(Record set)
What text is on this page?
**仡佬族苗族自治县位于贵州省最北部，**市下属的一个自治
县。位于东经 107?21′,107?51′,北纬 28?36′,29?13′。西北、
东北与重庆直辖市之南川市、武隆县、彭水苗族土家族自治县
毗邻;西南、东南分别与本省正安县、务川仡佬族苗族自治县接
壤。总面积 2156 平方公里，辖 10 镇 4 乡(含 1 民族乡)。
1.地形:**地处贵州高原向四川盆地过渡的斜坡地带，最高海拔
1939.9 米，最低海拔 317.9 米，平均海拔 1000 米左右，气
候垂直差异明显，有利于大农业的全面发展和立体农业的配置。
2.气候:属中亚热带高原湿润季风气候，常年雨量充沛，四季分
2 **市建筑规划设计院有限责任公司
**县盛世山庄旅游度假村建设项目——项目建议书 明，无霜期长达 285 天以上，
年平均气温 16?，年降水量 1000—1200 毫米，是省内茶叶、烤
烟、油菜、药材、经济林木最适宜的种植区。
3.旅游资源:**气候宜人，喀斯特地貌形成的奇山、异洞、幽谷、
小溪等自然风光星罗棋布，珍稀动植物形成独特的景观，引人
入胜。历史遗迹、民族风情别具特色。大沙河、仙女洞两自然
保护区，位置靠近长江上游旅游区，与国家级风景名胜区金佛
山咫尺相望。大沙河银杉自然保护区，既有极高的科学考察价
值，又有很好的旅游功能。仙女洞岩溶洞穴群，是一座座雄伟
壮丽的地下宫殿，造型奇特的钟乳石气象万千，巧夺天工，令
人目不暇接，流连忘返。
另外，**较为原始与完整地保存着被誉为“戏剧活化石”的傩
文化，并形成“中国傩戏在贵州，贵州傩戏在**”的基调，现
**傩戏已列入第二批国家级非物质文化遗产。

---

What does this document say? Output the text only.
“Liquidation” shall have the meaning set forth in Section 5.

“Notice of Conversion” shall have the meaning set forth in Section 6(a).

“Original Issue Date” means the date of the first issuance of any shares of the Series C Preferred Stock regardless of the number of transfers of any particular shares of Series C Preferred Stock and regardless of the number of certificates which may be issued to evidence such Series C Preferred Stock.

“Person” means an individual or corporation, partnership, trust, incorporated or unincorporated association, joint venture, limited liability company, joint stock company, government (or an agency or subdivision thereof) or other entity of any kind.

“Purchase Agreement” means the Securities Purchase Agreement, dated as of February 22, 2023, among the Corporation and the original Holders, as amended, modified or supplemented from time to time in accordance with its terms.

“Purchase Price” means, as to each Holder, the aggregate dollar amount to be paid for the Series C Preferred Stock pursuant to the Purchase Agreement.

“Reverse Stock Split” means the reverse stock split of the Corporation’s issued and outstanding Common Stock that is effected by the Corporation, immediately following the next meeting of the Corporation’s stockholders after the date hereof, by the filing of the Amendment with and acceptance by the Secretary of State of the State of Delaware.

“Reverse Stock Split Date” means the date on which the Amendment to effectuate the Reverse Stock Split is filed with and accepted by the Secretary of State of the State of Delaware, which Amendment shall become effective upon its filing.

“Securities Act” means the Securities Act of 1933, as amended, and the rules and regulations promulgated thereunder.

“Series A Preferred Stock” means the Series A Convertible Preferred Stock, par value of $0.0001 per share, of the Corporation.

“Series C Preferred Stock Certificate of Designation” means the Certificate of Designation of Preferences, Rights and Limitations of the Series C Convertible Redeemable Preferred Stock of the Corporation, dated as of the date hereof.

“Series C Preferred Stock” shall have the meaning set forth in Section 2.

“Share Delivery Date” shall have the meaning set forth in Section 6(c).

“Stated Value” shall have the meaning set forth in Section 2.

(Task requirements) Gather up, from the records above, each line where the word "meaning" appears.

(Task result)
“Liquidation” shall have the meaning set forth in Section 5.
“Notice of Conversion” shall have the meaning set forth in Section 6(a).
“Series C Preferred Stock” shall have the meaning set forth in Section 2.
“Share Delivery Date” shall have the meaning set forth in Section 6(c).
“Stated Value” shall have the meaning set forth in Section 2.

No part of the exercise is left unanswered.